- Exercise details:
Reproduce the full listing that appears beneath this instruction exactly.

Dataset items:
--- BEGIN ---

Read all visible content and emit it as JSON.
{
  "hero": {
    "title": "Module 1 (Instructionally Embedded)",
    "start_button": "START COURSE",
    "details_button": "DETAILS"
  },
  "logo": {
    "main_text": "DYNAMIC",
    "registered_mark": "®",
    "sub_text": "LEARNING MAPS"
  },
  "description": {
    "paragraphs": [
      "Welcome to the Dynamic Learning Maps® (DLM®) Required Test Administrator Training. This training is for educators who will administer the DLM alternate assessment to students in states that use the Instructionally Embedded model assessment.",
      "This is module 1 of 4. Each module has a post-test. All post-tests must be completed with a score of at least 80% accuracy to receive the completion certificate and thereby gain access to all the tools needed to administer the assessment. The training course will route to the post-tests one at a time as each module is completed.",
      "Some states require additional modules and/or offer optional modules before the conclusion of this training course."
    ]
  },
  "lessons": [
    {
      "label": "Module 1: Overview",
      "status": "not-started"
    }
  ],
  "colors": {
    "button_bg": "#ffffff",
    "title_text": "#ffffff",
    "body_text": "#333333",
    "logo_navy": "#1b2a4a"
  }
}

--- END ---

- Response to the task:
Read all visible content and emit it as JSON.
{
  "hero": {
    "title": "Module 1 (Instructionally Embedded)",
    "start_button": "START COURSE",
    "details_button": "DETAILS"
  },
  "logo": {
    "main_text": "DYNAMIC",
    "registered_mark": "®",
    "sub_text": "LEARNING MAPS"
  },
  "description": {
    "paragraphs": [
      "Welcome to the Dynamic Learning Maps® (DLM®) Required Test Administrator Training. This training is for educators who will administer the DLM alternate assessment to students in states that use the Instructionally Embedded model assessment.",
      "This is module 1 of 4. Each module has a post-test. All post-tests must be completed with a score of at least 80% accuracy to receive the completion certificate and thereby gain access to all the tools needed to administer the assessment. The training course will route to the post-tests one at a time as each module is completed.",
      "Some states require additional modules and/or offer optional modules before the conclusion of this training course."
    ]
  },
  "lessons": [
    {
      "label": "Module 1: Overview",
      "status": "not-started"
    }
  ],
  "colors": {
    "button_bg": "#ffffff",
    "title_text": "#ffffff",
    "body_text": "#333333",
    "logo_navy": "#1b2a4a"
  }
}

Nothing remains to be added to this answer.